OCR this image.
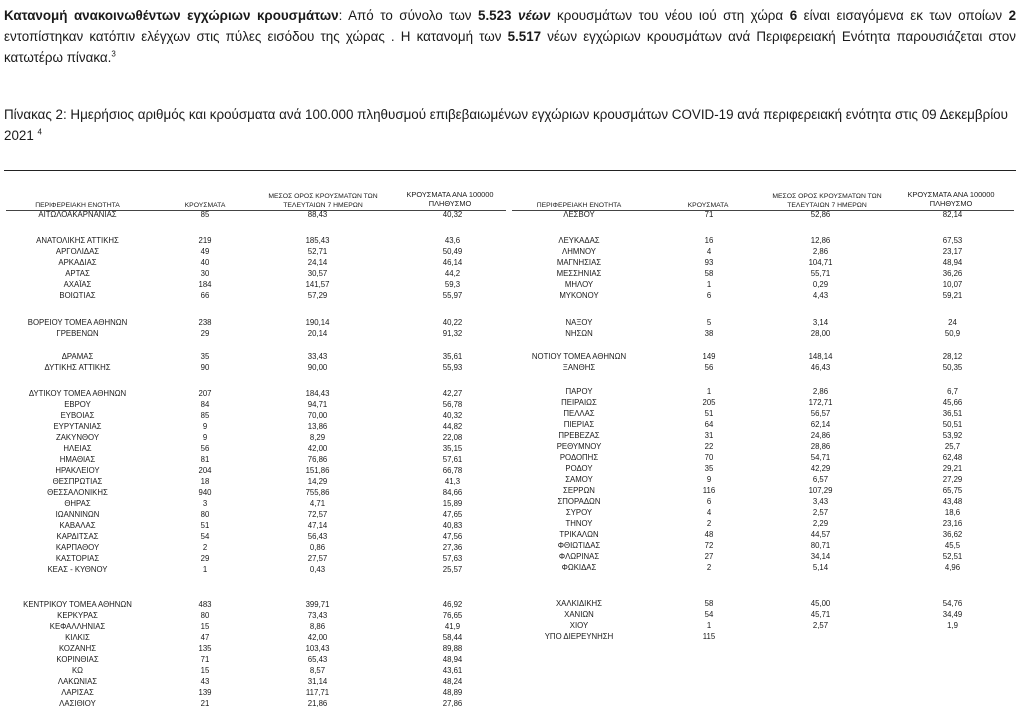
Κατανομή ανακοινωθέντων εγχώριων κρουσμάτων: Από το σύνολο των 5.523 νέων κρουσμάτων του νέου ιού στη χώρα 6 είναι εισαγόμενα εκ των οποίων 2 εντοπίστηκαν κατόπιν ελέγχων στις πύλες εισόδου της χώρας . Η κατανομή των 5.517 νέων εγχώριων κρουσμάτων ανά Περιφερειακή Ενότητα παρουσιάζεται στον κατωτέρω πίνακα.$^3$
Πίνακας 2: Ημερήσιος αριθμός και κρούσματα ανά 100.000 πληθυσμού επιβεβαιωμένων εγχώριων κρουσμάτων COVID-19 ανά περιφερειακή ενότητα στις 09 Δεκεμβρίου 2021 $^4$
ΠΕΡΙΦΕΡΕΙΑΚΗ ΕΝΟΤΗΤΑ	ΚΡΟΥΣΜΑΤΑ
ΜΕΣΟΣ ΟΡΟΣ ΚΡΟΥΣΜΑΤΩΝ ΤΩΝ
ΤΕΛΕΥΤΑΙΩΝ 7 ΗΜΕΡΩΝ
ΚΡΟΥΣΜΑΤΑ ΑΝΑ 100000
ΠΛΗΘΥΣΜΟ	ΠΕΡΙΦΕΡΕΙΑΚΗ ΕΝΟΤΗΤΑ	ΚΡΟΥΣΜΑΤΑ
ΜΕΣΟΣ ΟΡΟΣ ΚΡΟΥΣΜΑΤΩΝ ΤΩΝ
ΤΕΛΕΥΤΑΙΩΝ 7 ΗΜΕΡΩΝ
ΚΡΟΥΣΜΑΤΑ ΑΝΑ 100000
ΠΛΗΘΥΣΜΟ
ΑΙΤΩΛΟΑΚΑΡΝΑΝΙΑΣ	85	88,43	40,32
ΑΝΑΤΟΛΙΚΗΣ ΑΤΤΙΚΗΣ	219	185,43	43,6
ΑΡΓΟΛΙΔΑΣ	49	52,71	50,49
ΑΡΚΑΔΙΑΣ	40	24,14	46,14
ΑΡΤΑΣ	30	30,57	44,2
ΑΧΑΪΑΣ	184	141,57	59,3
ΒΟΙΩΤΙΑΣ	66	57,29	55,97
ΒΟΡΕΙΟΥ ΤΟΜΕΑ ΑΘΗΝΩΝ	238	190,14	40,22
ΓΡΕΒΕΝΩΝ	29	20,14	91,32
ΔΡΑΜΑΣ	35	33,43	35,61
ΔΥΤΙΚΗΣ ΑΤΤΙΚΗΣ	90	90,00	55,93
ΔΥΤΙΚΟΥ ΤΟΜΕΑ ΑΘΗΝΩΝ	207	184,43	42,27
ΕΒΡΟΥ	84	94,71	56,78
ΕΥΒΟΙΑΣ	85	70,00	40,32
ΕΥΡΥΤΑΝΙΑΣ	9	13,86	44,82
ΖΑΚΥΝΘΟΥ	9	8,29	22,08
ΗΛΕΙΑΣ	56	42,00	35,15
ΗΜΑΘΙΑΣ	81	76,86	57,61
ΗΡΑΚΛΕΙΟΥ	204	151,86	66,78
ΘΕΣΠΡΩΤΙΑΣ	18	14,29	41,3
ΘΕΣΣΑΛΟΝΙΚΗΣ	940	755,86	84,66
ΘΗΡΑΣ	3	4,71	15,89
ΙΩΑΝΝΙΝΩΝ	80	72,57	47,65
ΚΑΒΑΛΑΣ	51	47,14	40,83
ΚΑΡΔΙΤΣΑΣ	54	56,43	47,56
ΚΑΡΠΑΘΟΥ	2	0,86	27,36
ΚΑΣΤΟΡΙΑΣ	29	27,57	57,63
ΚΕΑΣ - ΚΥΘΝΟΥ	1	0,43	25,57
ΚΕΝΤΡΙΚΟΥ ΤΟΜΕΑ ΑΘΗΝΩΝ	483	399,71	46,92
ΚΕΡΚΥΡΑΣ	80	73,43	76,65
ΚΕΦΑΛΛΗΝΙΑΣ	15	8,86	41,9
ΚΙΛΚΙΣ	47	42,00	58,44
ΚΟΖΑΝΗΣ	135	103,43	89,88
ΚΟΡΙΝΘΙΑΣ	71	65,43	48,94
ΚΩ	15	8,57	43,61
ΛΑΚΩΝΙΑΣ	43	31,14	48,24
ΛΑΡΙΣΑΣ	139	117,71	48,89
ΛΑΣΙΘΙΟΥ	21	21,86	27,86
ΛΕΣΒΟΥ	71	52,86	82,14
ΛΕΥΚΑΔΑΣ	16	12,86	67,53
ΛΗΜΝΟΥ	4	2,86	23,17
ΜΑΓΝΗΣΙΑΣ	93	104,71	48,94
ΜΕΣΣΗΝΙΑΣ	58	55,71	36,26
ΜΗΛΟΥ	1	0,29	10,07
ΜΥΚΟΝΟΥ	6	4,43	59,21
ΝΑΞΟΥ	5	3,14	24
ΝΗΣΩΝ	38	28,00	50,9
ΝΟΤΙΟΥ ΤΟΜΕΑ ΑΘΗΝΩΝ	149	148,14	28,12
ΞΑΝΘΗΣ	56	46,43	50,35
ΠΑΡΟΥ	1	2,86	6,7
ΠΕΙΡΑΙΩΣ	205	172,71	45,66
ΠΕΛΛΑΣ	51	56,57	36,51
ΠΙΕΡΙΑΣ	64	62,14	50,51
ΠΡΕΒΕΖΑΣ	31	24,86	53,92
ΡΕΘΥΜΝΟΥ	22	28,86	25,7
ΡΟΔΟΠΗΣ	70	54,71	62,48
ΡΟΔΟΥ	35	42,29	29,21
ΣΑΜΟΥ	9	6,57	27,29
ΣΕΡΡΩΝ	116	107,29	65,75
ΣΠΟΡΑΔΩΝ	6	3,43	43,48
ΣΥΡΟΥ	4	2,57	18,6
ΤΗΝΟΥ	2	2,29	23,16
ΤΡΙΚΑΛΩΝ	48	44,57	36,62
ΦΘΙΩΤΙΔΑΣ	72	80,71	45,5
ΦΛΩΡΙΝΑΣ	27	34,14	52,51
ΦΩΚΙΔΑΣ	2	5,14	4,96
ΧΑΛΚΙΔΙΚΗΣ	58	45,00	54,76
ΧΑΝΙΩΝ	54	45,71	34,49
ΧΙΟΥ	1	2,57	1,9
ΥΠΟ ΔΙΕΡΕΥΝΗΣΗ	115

###

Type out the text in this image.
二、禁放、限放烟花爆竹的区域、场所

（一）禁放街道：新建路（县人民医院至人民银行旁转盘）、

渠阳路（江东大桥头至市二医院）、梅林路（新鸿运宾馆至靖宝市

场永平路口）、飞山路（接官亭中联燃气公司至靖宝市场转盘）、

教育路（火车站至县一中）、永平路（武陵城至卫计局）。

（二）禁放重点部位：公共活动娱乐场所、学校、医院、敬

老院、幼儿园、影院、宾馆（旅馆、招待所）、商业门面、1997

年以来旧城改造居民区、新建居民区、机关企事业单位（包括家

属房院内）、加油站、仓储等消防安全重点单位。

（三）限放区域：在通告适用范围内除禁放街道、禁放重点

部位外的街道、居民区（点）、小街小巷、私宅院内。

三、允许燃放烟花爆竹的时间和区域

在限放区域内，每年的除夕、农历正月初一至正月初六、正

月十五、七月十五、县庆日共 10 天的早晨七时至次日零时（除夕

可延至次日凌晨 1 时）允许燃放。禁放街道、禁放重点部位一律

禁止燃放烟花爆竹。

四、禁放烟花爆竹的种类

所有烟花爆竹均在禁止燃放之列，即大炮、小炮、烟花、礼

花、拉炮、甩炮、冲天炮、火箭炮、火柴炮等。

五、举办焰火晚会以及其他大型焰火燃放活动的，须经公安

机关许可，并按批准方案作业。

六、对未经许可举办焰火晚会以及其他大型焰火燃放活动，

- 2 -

###

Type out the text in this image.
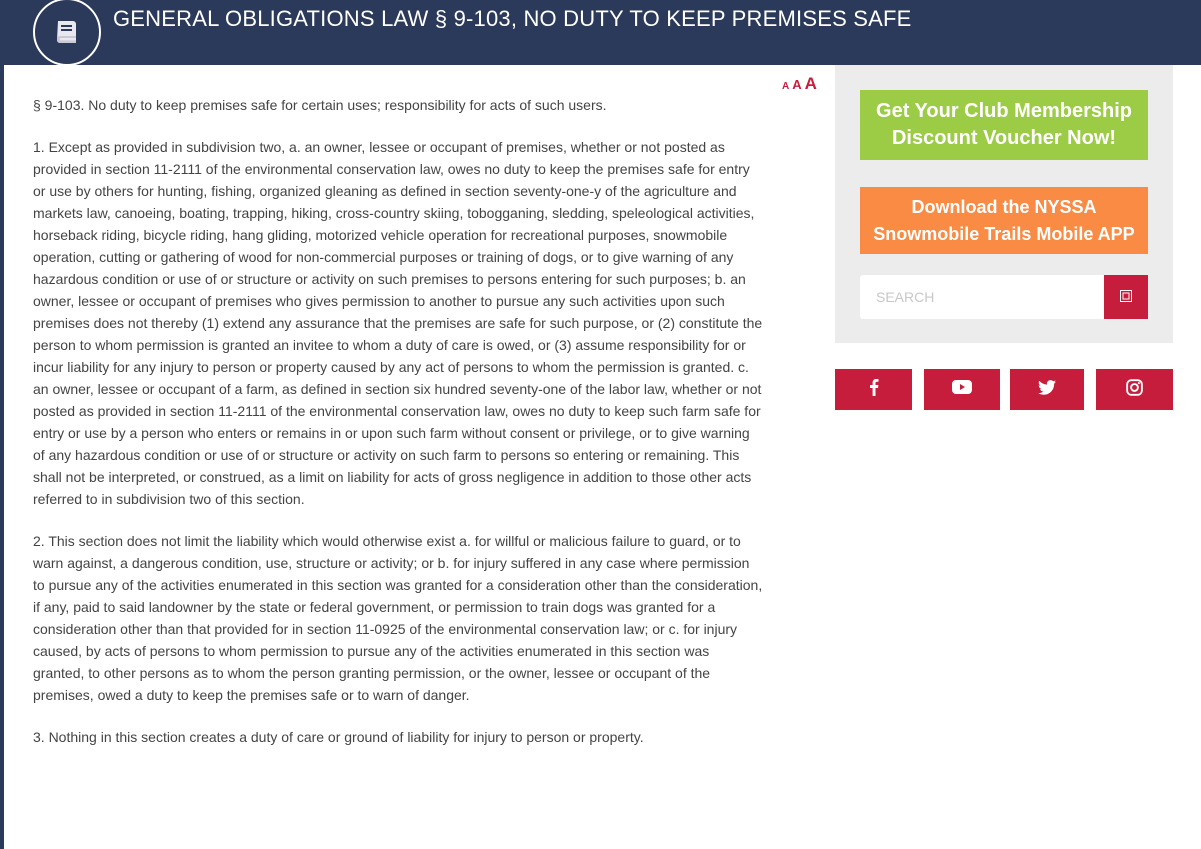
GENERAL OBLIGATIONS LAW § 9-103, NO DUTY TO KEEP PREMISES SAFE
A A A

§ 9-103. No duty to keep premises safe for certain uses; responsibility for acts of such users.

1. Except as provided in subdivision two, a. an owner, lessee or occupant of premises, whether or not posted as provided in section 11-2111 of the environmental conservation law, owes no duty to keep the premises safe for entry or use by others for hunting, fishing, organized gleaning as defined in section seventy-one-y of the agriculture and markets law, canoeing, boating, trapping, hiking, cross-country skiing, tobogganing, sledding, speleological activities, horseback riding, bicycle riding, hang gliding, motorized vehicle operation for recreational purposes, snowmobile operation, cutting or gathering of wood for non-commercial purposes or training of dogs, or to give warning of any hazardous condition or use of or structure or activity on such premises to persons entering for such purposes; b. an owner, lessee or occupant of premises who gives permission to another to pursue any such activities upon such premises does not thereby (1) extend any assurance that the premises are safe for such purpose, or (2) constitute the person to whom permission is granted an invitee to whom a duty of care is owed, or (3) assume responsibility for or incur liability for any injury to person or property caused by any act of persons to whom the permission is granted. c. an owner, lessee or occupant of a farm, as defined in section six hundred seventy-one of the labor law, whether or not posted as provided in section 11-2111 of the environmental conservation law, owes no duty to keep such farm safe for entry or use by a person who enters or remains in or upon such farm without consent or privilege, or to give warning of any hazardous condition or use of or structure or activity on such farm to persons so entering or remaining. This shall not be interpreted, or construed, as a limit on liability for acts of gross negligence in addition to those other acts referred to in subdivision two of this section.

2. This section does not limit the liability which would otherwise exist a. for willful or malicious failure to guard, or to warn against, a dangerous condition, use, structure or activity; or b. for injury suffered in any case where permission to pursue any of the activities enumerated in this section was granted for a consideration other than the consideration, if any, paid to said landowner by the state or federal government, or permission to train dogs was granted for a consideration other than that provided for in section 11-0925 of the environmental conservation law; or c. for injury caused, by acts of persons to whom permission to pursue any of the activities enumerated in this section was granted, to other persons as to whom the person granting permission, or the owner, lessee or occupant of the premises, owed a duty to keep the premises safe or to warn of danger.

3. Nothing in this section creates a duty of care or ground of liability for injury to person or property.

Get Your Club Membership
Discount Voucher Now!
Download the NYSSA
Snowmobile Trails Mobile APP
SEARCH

###

• **TASK PROMPT**: Pick out and copy the lines of the material that include the word "ΤΟΜΕΑ".

• **RESPONSE TO THE TASK**:
ΒΟΡΕΙΟΥ ΤΟΜΕΑ ΑΘΗΝΩΝ	238	190,14	40,22
ΔΥΤΙΚΟΥ ΤΟΜΕΑ ΑΘΗΝΩΝ	207	184,43	42,27
ΚΕΝΤΡΙΚΟΥ ΤΟΜΕΑ ΑΘΗΝΩΝ	483	399,71	46,92
ΝΟΤΙΟΥ ΤΟΜΕΑ ΑΘΗΝΩΝ	149	148,14	28,12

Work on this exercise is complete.